# [Goal]
Scan the records below. List lines holding "الأثر".

─── Data shown ───

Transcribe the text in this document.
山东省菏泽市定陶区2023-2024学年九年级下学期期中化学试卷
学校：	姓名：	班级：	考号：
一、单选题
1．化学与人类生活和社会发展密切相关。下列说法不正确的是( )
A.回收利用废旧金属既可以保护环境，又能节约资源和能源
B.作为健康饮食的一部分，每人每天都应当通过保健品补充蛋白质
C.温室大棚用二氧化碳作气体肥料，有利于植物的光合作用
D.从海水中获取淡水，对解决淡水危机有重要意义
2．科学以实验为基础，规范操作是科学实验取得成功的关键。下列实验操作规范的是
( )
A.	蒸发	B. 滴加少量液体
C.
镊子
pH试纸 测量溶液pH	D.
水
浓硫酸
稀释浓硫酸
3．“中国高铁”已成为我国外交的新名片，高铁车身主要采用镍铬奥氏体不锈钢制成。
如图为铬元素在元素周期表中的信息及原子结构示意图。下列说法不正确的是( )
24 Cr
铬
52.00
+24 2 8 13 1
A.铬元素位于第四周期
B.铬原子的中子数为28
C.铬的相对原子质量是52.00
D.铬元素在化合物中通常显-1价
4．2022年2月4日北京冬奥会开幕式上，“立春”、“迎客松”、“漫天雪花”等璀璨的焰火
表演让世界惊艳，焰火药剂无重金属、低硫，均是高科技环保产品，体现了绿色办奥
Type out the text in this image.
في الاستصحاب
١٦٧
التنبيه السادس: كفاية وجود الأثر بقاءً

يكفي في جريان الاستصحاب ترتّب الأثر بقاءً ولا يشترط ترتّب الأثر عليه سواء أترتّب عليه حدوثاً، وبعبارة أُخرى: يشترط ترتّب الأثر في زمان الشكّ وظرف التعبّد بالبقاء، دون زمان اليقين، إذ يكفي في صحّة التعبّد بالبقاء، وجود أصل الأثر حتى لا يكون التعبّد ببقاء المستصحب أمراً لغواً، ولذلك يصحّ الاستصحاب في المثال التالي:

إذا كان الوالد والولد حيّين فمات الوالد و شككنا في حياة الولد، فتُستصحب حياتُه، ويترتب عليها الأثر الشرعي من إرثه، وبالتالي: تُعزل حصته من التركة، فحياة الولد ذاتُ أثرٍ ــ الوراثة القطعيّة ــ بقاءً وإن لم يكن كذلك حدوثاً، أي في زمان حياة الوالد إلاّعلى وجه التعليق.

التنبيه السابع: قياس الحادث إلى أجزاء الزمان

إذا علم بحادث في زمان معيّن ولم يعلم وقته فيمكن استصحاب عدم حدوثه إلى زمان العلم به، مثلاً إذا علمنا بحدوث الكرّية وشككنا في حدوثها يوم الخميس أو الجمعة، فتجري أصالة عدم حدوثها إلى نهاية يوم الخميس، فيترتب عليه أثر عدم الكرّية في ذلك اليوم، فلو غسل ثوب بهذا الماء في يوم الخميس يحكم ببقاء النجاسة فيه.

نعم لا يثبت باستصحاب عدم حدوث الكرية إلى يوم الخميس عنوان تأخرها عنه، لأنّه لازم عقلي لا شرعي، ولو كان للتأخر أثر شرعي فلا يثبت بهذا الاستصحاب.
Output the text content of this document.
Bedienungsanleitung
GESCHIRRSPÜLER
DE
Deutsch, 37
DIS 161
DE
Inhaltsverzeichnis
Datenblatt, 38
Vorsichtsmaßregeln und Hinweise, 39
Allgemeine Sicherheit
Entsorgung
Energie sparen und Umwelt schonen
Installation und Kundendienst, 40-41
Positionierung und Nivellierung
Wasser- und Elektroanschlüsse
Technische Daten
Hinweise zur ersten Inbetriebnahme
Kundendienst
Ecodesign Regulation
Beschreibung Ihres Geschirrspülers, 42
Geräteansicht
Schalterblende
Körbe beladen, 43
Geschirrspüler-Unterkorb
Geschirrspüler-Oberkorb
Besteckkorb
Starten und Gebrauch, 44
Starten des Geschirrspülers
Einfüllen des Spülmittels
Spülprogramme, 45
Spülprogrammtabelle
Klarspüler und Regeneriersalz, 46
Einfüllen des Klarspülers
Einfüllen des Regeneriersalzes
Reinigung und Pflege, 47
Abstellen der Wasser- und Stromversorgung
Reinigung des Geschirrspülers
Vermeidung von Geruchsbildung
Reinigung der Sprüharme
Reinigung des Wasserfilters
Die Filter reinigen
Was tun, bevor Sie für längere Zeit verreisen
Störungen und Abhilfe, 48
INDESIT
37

───

# [Solution for this exercise]
التنبيه السادس: كفاية وجود الأثر بقاءً
يكفي في جريان الاستصحاب ترتّب الأثر بقاءً ولا يشترط ترتّب الأثر عليه سواء أترتّب عليه حدوثاً، وبعبارة أُخرى: يشترط ترتّب الأثر في زمان الشكّ وظرف التعبّد بالبقاء، دون زمان اليقين، إذ يكفي في صحّة التعبّد بالبقاء، وجود أصل الأثر حتى لا يكون التعبّد ببقاء المستصحب أمراً لغواً، ولذلك يصحّ الاستصحاب في المثال التالي:
إذا كان الوالد والولد حيّين فمات الوالد و شككنا في حياة الولد، فتُستصحب حياتُه، ويترتب عليها الأثر الشرعي من إرثه، وبالتالي: تُعزل حصته من التركة، فحياة الولد ذاتُ أثرٍ ــ الوراثة القطعيّة ــ بقاءً وإن لم يكن كذلك حدوثاً، أي في زمان حياة الوالد إلاّعلى وجه التعليق.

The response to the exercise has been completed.